## Short task
All lines in the data bearing the string "maanimo" should be identified and copied.

## Supplied records
• • • • •
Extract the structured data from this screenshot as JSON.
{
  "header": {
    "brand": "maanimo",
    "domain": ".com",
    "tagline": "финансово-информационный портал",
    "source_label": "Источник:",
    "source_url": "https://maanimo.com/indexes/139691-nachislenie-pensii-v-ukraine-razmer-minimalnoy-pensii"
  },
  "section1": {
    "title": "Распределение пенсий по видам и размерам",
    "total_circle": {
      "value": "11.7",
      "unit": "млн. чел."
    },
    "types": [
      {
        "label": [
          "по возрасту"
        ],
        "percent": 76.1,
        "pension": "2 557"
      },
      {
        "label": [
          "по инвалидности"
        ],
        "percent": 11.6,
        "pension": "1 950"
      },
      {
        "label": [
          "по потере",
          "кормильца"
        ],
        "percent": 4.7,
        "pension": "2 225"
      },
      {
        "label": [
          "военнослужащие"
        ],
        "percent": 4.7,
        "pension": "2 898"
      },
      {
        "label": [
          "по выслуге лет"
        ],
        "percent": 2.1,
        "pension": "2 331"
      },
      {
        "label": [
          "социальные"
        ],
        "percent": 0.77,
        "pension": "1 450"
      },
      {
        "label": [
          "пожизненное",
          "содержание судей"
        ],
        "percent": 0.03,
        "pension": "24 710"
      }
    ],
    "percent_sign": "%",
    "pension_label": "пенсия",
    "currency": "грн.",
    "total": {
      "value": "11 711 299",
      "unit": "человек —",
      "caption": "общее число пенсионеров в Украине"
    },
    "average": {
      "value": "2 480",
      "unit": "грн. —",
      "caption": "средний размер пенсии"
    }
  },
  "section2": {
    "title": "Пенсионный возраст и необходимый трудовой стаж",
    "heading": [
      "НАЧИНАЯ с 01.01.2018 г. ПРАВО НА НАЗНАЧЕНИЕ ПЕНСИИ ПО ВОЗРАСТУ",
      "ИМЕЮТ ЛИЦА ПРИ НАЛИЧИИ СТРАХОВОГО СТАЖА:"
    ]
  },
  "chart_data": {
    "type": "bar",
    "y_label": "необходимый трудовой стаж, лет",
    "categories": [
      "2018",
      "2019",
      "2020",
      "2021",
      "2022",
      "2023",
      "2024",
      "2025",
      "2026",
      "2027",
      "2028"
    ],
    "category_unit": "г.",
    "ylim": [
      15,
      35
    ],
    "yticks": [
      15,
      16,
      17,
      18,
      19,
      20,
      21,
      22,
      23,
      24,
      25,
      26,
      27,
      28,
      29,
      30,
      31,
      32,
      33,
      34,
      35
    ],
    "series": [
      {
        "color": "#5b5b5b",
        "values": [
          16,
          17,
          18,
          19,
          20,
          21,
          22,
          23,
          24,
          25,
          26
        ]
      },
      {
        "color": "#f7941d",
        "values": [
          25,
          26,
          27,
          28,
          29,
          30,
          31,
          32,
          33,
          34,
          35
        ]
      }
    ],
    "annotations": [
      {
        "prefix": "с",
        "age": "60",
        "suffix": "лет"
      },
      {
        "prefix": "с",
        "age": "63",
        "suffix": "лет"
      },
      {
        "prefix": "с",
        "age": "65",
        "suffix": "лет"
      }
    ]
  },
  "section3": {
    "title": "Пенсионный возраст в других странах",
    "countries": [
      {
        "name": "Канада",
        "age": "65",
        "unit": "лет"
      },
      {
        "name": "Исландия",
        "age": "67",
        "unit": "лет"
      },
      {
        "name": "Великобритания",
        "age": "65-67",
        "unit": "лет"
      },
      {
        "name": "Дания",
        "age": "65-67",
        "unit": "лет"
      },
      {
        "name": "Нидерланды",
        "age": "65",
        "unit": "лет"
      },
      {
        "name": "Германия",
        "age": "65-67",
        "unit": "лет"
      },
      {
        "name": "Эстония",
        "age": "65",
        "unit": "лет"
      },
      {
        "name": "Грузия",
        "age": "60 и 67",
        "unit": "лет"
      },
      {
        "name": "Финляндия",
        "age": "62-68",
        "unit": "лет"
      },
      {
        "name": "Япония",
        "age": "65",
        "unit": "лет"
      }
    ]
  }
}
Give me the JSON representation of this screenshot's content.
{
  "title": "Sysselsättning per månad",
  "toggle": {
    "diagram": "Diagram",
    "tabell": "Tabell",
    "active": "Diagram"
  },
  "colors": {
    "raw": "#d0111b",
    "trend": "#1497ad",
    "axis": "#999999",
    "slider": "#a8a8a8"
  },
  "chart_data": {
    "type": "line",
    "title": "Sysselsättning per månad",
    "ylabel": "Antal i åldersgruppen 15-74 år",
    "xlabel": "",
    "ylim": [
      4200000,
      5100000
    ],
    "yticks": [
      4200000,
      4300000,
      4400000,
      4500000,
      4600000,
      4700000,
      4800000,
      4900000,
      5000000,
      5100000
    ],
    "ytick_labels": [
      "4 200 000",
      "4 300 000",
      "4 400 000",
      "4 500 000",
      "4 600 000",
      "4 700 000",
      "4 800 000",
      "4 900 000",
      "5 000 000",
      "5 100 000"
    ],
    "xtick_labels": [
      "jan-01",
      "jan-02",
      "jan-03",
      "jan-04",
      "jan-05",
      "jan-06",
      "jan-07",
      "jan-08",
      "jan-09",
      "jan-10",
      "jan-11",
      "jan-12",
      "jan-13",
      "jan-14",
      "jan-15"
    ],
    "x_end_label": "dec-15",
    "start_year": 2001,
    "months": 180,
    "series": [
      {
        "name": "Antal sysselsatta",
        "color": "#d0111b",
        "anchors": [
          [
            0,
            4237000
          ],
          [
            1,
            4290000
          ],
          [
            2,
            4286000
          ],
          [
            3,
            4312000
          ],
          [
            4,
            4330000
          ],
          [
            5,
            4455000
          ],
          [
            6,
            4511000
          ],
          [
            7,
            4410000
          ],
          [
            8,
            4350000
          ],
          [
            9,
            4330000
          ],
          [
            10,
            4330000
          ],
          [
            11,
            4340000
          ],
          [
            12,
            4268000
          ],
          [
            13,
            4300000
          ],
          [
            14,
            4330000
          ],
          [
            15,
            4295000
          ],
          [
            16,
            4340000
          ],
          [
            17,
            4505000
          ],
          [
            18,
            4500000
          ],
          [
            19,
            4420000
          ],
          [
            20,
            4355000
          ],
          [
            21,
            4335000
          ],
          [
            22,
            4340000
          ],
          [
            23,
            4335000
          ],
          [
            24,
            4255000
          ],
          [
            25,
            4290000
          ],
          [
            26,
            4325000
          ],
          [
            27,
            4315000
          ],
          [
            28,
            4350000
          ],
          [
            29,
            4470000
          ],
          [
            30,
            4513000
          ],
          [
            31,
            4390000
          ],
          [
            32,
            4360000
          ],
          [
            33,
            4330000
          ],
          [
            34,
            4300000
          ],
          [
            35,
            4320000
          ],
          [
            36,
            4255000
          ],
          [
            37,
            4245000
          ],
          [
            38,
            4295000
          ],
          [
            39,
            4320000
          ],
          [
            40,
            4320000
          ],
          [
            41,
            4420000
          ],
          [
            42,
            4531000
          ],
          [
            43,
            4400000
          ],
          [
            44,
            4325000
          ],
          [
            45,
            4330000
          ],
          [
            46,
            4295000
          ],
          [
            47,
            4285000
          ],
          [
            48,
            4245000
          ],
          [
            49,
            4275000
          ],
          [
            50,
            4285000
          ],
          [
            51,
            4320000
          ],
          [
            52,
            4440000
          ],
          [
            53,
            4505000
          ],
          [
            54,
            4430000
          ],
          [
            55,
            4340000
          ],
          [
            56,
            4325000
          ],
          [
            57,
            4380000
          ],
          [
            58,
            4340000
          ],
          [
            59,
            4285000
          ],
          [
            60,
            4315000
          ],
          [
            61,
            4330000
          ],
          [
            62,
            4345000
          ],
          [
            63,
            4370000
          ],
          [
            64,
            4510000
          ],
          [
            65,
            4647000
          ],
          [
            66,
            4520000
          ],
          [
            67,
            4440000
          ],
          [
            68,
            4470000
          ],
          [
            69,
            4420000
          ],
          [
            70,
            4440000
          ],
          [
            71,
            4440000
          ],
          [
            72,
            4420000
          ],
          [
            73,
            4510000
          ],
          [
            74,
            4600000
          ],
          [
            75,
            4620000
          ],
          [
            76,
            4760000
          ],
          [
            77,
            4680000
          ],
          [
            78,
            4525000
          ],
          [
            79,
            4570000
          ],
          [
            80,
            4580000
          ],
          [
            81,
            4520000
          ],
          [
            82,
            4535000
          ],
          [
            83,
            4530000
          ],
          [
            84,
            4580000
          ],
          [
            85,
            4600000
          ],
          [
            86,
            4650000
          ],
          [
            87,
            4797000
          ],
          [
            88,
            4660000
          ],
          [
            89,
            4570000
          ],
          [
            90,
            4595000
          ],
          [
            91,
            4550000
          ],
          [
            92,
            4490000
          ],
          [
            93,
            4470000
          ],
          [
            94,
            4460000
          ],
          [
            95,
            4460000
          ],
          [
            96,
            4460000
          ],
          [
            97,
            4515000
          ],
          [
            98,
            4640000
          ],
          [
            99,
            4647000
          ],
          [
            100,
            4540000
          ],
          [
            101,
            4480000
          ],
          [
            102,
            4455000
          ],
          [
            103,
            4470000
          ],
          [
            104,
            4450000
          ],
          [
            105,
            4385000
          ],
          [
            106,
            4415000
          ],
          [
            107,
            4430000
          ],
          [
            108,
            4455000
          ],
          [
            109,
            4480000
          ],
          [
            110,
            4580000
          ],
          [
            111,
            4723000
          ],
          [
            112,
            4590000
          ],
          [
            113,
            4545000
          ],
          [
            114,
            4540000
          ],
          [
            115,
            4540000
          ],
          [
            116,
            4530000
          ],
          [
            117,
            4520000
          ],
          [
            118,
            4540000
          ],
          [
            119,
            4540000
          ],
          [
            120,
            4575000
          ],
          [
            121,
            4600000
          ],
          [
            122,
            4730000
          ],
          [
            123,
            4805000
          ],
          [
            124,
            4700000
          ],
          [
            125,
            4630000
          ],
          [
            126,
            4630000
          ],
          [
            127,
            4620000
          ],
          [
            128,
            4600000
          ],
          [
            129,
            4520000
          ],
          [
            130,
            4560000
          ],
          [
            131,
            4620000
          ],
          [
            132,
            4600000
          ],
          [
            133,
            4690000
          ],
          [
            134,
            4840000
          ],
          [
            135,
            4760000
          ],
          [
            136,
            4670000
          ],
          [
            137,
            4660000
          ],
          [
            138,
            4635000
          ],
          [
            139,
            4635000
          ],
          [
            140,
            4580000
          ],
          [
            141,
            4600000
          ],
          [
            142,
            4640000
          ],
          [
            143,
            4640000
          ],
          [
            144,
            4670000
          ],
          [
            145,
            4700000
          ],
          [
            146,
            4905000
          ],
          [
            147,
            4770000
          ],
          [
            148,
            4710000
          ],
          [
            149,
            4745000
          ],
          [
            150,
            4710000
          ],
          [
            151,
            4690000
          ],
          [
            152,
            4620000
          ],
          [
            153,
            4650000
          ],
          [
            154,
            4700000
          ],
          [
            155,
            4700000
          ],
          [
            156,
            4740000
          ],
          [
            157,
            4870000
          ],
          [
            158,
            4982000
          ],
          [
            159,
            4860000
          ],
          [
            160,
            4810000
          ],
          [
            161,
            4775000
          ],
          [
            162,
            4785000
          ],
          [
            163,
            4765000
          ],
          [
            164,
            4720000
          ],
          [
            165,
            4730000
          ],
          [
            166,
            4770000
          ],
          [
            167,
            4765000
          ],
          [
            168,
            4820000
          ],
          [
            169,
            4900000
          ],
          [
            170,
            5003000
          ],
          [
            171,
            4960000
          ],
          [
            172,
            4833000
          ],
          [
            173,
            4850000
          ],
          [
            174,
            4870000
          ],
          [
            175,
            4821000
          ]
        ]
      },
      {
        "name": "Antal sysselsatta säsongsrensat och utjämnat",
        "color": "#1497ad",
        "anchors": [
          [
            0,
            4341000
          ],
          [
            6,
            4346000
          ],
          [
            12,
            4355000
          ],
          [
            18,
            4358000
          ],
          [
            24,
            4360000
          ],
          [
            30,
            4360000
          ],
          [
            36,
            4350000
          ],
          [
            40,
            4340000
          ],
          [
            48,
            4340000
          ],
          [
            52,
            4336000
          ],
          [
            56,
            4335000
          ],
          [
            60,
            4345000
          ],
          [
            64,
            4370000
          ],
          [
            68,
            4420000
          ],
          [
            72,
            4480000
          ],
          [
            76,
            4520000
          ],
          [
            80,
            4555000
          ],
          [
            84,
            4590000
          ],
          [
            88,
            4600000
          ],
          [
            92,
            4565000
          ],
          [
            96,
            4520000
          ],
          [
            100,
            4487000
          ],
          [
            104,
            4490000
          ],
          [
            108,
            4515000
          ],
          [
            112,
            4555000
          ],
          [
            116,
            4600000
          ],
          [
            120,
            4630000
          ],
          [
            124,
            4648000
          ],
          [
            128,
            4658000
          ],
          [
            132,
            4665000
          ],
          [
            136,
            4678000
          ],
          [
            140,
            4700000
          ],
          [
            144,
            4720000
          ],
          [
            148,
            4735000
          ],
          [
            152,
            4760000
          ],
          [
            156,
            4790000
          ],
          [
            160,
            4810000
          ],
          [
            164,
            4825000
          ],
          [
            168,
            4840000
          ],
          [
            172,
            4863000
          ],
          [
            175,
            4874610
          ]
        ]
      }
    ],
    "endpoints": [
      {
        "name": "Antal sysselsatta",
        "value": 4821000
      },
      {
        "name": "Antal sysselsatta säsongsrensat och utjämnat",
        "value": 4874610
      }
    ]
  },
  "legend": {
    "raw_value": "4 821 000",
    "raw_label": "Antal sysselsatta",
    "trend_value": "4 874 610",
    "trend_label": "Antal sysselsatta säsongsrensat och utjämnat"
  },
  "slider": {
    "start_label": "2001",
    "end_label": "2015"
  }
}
• • • • •
## Response to the exercise
    "brand": "maanimo",
    "source_url": "https://maanimo.com/indexes/139691-nachislenie-pensii-v-ukraine-razmer-minimalnoy-pensii"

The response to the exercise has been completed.